What to work on —
Select and reproduce each line of the listing below that bears the string "Holt".

Provided records —
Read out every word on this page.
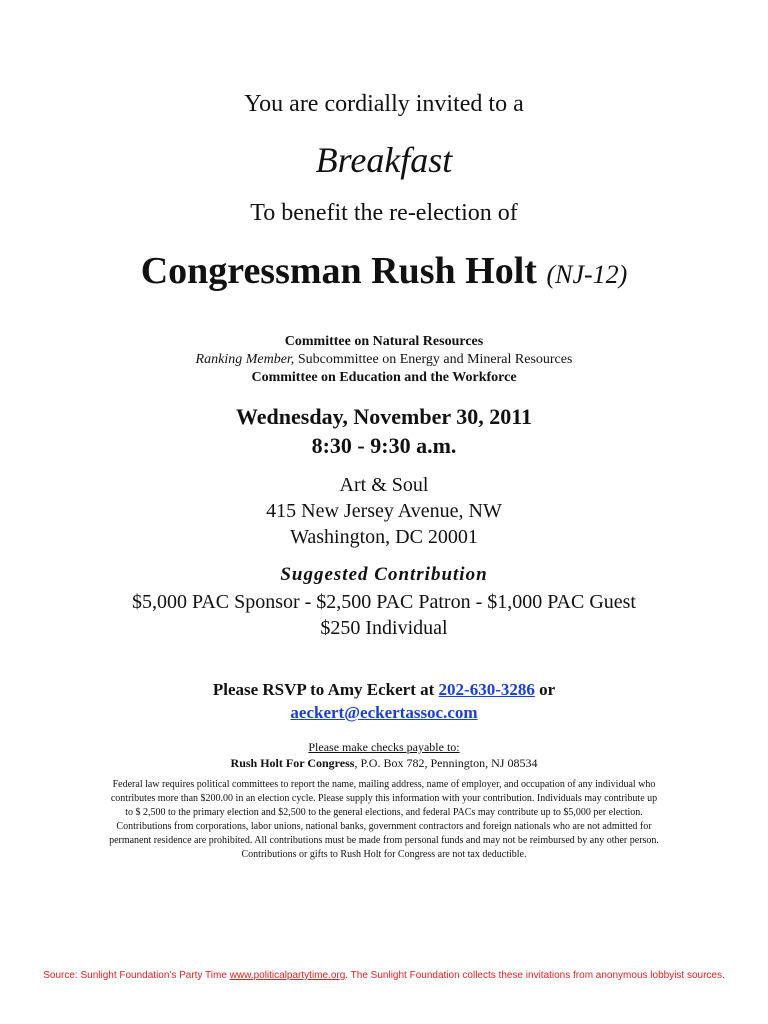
You are cordially invited to a

Breakfast

To benefit the re-election of

Congressman Rush Holt (NJ-12)

Committee on Natural Resources
Ranking Member, Subcommittee on Energy and Mineral Resources
Committee on Education and the Workforce
Wednesday, November 30, 2011
8:30 - 9:30 a.m.
Art & Soul
415 New Jersey Avenue, NW
Washington, DC 20001

Suggested Contribution

$5,000 PAC Sponsor - $2,500 PAC Patron - $1,000 PAC Guest
$250 Individual

Please RSVP to Amy Eckert at 202-630-3286 or aeckert@eckertassoc.com

Please make checks payable to:
Rush Holt For Congress, P.O. Box 782, Pennington, NJ 08534
Federal law requires political committees to report the name, mailing address, name of employer, and occupation of any individual who contributes more than $200.00 in an election cycle. Please supply this information with your contribution. Individuals may contribute up to $ 2,500 to the primary election and $2,500 to the general elections, and federal PACs may contribute up to $5,000 per election. Contributions from corporations, labor unions, national banks, government contractors and foreign nationals who are not admitted for permanent residence are prohibited. All contributions must be made from personal funds and may not be reimbursed by any other person.
Contributions or gifts to Rush Holt for Congress are not tax deductible.

Source: Sunlight Foundation's Party Time www.politicalpartytime.org. The Sunlight Foundation collects these invitations from anonymous lobbyist sources.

Answer for the task —
Congressman Rush Holt (NJ-12)
Rush Holt For Congress, P.O. Box 782, Pennington, NJ 08534
Contributions or gifts to Rush Holt for Congress are not tax deductible.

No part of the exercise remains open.